Directions. Set down each line of the material that follows, exactly, with no pictures.

Supplied material.
◇ ◇ ◇

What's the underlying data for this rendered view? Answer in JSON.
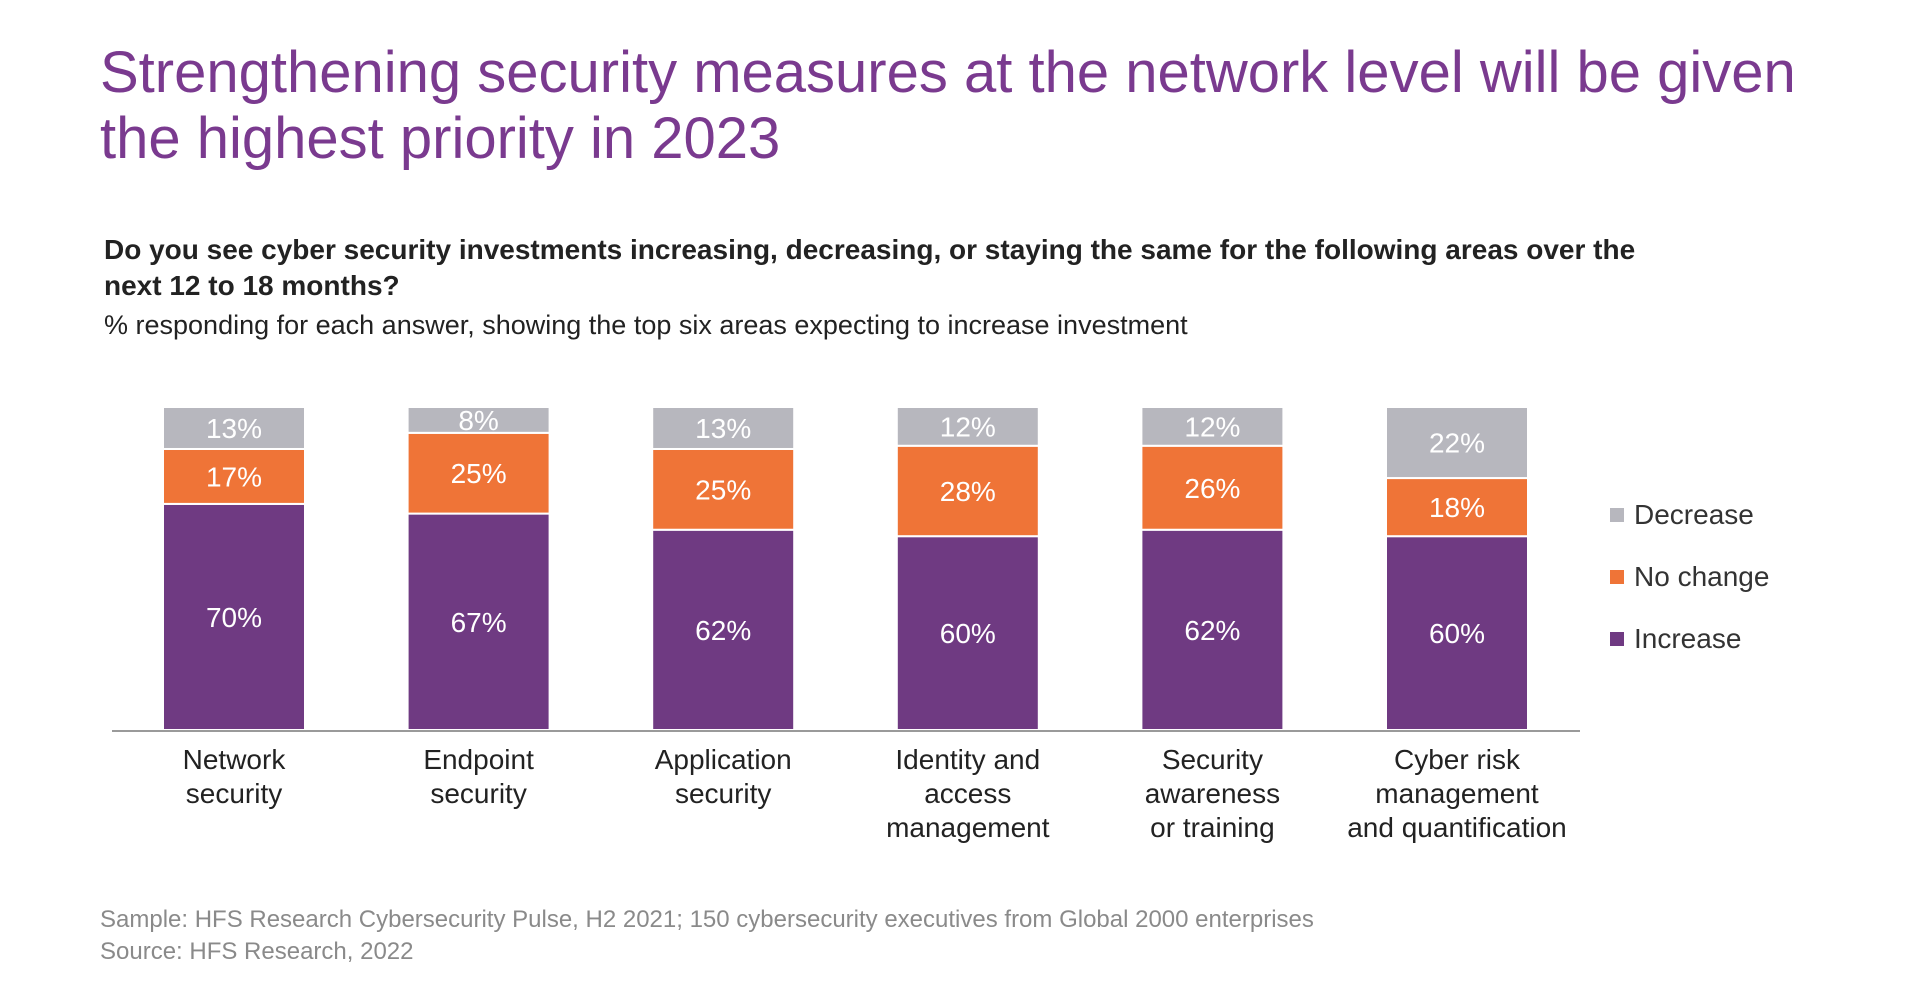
{
  "title": "Strengthening security measures at the network level will be given the highest priority in 2023",
  "question": "Do you see cyber security investments increasing, decreasing, or staying the same for the following areas over the next 12 to 18 months?",
  "subtitle": "% responding for each answer, showing the top six areas expecting to increase investment",
  "footnotes": {
    "sample": "Sample: HFS Research Cybersecurity Pulse, H2 2021; 150 cybersecurity executives from Global 2000 enterprises",
    "source": "Source: HFS Research, 2022"
  },
  "colors": {
    "increase": "#6f3a82",
    "no_change": "#ef7437",
    "decrease": "#b7b7be",
    "title": "#7a3a8f",
    "axis": "#9a9a9a"
  },
  "chart_data": {
    "type": "bar",
    "stacked": true,
    "categories": [
      [
        "Network",
        "security"
      ],
      [
        "Endpoint",
        "security"
      ],
      [
        "Application",
        "security"
      ],
      [
        "Identity and",
        "access",
        "management"
      ],
      [
        "Security",
        "awareness",
        "or training"
      ],
      [
        "Cyber risk",
        "management",
        "and quantification"
      ]
    ],
    "series": [
      {
        "name": "Increase",
        "key": "increase",
        "values": [
          70,
          67,
          62,
          60,
          62,
          60
        ],
        "labels": [
          "70%",
          "67%",
          "62%",
          "60%",
          "62%",
          "60%"
        ]
      },
      {
        "name": "No change",
        "key": "no_change",
        "values": [
          17,
          25,
          25,
          28,
          26,
          18
        ],
        "labels": [
          "17%",
          "25%",
          "25%",
          "28%",
          "26%",
          "18%"
        ]
      },
      {
        "name": "Decrease",
        "key": "decrease",
        "values": [
          13,
          8,
          13,
          12,
          12,
          22
        ],
        "labels": [
          "13%",
          "8%",
          "13%",
          "12%",
          "12%",
          "22%"
        ]
      }
    ],
    "legend_order": [
      "Decrease",
      "No change",
      "Increase"
    ],
    "legend_position": "right",
    "ylim": [
      0,
      100
    ],
    "grid": false
  }
}
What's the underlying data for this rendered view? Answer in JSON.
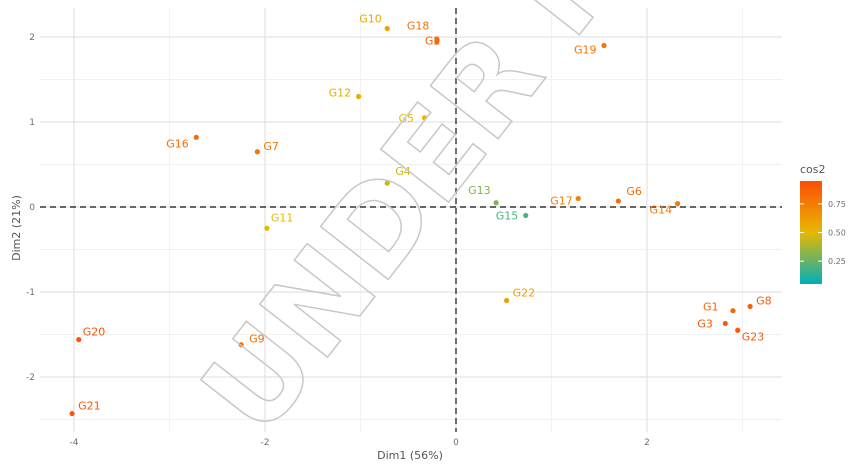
{
  "chart_data": {
    "type": "scatter",
    "title": "",
    "xlabel": "Dim1 (56%)",
    "ylabel": "Dim2 (21%)",
    "xlim": [
      -4.0,
      3.3
    ],
    "ylim": [
      -2.55,
      2.3
    ],
    "x_ticks": [
      -4,
      -2,
      0,
      2
    ],
    "y_ticks": [
      -2,
      -1,
      0,
      1,
      2
    ],
    "grid": true,
    "reference_lines": {
      "x": 0,
      "y": 0,
      "style": "dashed"
    },
    "color_variable": "cos2",
    "legend": {
      "title": "cos2",
      "ticks": [
        0.25,
        0.5,
        0.75
      ],
      "position": "right"
    },
    "watermark": "UNDER R",
    "points": [
      {
        "label": "G1",
        "x": 2.9,
        "y": -1.22,
        "cos2": 0.85
      },
      {
        "label": "G2",
        "x": -0.2,
        "y": 1.95,
        "cos2": 0.88
      },
      {
        "label": "G3",
        "x": 2.82,
        "y": -1.37,
        "cos2": 0.9
      },
      {
        "label": "G4",
        "x": -0.72,
        "y": 0.28,
        "cos2": 0.45
      },
      {
        "label": "G5",
        "x": -0.33,
        "y": 1.05,
        "cos2": 0.5
      },
      {
        "label": "G6",
        "x": 1.7,
        "y": 0.07,
        "cos2": 0.82
      },
      {
        "label": "G7",
        "x": -2.08,
        "y": 0.65,
        "cos2": 0.78
      },
      {
        "label": "G9",
        "x": -2.25,
        "y": -1.62,
        "cos2": 0.82
      },
      {
        "label": "G10",
        "x": -0.72,
        "y": 2.1,
        "cos2": 0.58
      },
      {
        "label": "G11",
        "x": -1.98,
        "y": -0.25,
        "cos2": 0.5
      },
      {
        "label": "G12",
        "x": -1.02,
        "y": 1.3,
        "cos2": 0.55
      },
      {
        "label": "G13",
        "x": 0.42,
        "y": 0.05,
        "cos2": 0.3
      },
      {
        "label": "G14",
        "x": 2.32,
        "y": 0.04,
        "cos2": 0.75
      },
      {
        "label": "G15",
        "x": 0.73,
        "y": -0.1,
        "cos2": 0.2
      },
      {
        "label": "G16",
        "x": -2.72,
        "y": 0.82,
        "cos2": 0.82
      },
      {
        "label": "G17",
        "x": 1.28,
        "y": 0.1,
        "cos2": 0.72
      },
      {
        "label": "G18",
        "x": -0.2,
        "y": 1.97,
        "cos2": 0.8
      },
      {
        "label": "G19",
        "x": 1.55,
        "y": 1.9,
        "cos2": 0.78
      },
      {
        "label": "G20",
        "x": -3.95,
        "y": -1.56,
        "cos2": 0.92
      },
      {
        "label": "G21",
        "x": -4.02,
        "y": -2.43,
        "cos2": 0.92
      },
      {
        "label": "G22",
        "x": 0.53,
        "y": -1.1,
        "cos2": 0.6
      },
      {
        "label": "G23",
        "x": 2.95,
        "y": -1.45,
        "cos2": 0.9
      },
      {
        "label": "G8",
        "x": 3.08,
        "y": -1.17,
        "cos2": 0.88
      }
    ]
  }
}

◇ ◇ ◇

Result below.
What's the underlying data for this rendered view? Answer in JSON.
{
  "title": "Strengthening security measures at the network level will be given the highest priority in 2023",
  "question": "Do you see cyber security investments increasing, decreasing, or staying the same for the following areas over the next 12 to 18 months?",
  "subtitle": "% responding for each answer, showing the top six areas expecting to increase investment",
  "footnotes": {
    "sample": "Sample: HFS Research Cybersecurity Pulse, H2 2021; 150 cybersecurity executives from Global 2000 enterprises",
    "source": "Source: HFS Research, 2022"
  },
  "colors": {
    "increase": "#6f3a82",
    "no_change": "#ef7437",
    "decrease": "#b7b7be",
    "title": "#7a3a8f",
    "axis": "#9a9a9a"
  },
  "chart_data": {
    "type": "bar",
    "stacked": true,
    "categories": [
      [
        "Network",
        "security"
      ],
      [
        "Endpoint",
        "security"
      ],
      [
        "Application",
        "security"
      ],
      [
        "Identity and",
        "access",
        "management"
      ],
      [
        "Security",
        "awareness",
        "or training"
      ],
      [
        "Cyber risk",
        "management",
        "and quantification"
      ]
    ],
    "series": [
      {
        "name": "Increase",
        "key": "increase",
        "values": [
          70,
          67,
          62,
          60,
          62,
          60
        ],
        "labels": [
          "70%",
          "67%",
          "62%",
          "60%",
          "62%",
          "60%"
        ]
      },
      {
        "name": "No change",
        "key": "no_change",
        "values": [
          17,
          25,
          25,
          28,
          26,
          18
        ],
        "labels": [
          "17%",
          "25%",
          "25%",
          "28%",
          "26%",
          "18%"
        ]
      },
      {
        "name": "Decrease",
        "key": "decrease",
        "values": [
          13,
          8,
          13,
          12,
          12,
          22
        ],
        "labels": [
          "13%",
          "8%",
          "13%",
          "12%",
          "12%",
          "22%"
        ]
      }
    ],
    "legend_order": [
      "Decrease",
      "No change",
      "Increase"
    ],
    "legend_position": "right",
    "ylim": [
      0,
      100
    ],
    "grid": false
  }
}
What's the underlying data for this rendered view? Answer in JSON.
{
  "chart_data": {
    "type": "scatter",
    "title": "",
    "xlabel": "Dim1 (56%)",
    "ylabel": "Dim2 (21%)",
    "xlim": [
      -4.0,
      3.3
    ],
    "ylim": [
      -2.55,
      2.3
    ],
    "x_ticks": [
      -4,
      -2,
      0,
      2
    ],
    "y_ticks": [
      -2,
      -1,
      0,
      1,
      2
    ],
    "grid": true,
    "reference_lines": {
      "x": 0,
      "y": 0,
      "style": "dashed"
    },
    "color_variable": "cos2",
    "legend": {
      "title": "cos2",
      "ticks": [
        0.25,
        0.5,
        0.75
      ],
      "position": "right"
    },
    "watermark": "UNDER R",
    "points": [
      {
        "label": "G1",
        "x": 2.9,
        "y": -1.22,
        "cos2": 0.85
      },
      {
        "label": "G2",
        "x": -0.2,
        "y": 1.95,
        "cos2": 0.88
      },
      {
        "label": "G3",
        "x": 2.82,
        "y": -1.37,
        "cos2": 0.9
      },
      {
        "label": "G4",
        "x": -0.72,
        "y": 0.28,
        "cos2": 0.45
      },
      {
        "label": "G5",
        "x": -0.33,
        "y": 1.05,
        "cos2": 0.5
      },
      {
        "label": "G6",
        "x": 1.7,
        "y": 0.07,
        "cos2": 0.82
      },
      {
        "label": "G7",
        "x": -2.08,
        "y": 0.65,
        "cos2": 0.78
      },
      {
        "label": "G9",
        "x": -2.25,
        "y": -1.62,
        "cos2": 0.82
      },
      {
        "label": "G10",
        "x": -0.72,
        "y": 2.1,
        "cos2": 0.58
      },
      {
        "label": "G11",
        "x": -1.98,
        "y": -0.25,
        "cos2": 0.5
      },
      {
        "label": "G12",
        "x": -1.02,
        "y": 1.3,
        "cos2": 0.55
      },
      {
        "label": "G13",
        "x": 0.42,
        "y": 0.05,
        "cos2": 0.3
      },
      {
        "label": "G14",
        "x": 2.32,
        "y": 0.04,
        "cos2": 0.75
      },
      {
        "label": "G15",
        "x": 0.73,
        "y": -0.1,
        "cos2": 0.2
      },
      {
        "label": "G16",
        "x": -2.72,
        "y": 0.82,
        "cos2": 0.82
      },
      {
        "label": "G17",
        "x": 1.28,
        "y": 0.1,
        "cos2": 0.72
      },
      {
        "label": "G18",
        "x": -0.2,
        "y": 1.97,
        "cos2": 0.8
      },
      {
        "label": "G19",
        "x": 1.55,
        "y": 1.9,
        "cos2": 0.78
      },
      {
        "label": "G20",
        "x": -3.95,
        "y": -1.56,
        "cos2": 0.92
      },
      {
        "label": "G21",
        "x": -4.02,
        "y": -2.43,
        "cos2": 0.92
      },
      {
        "label": "G22",
        "x": 0.53,
        "y": -1.1,
        "cos2": 0.6
      },
      {
        "label": "G23",
        "x": 2.95,
        "y": -1.45,
        "cos2": 0.9
      },
      {
        "label": "G8",
        "x": 3.08,
        "y": -1.17,
        "cos2": 0.88
      }
    ]
  }
}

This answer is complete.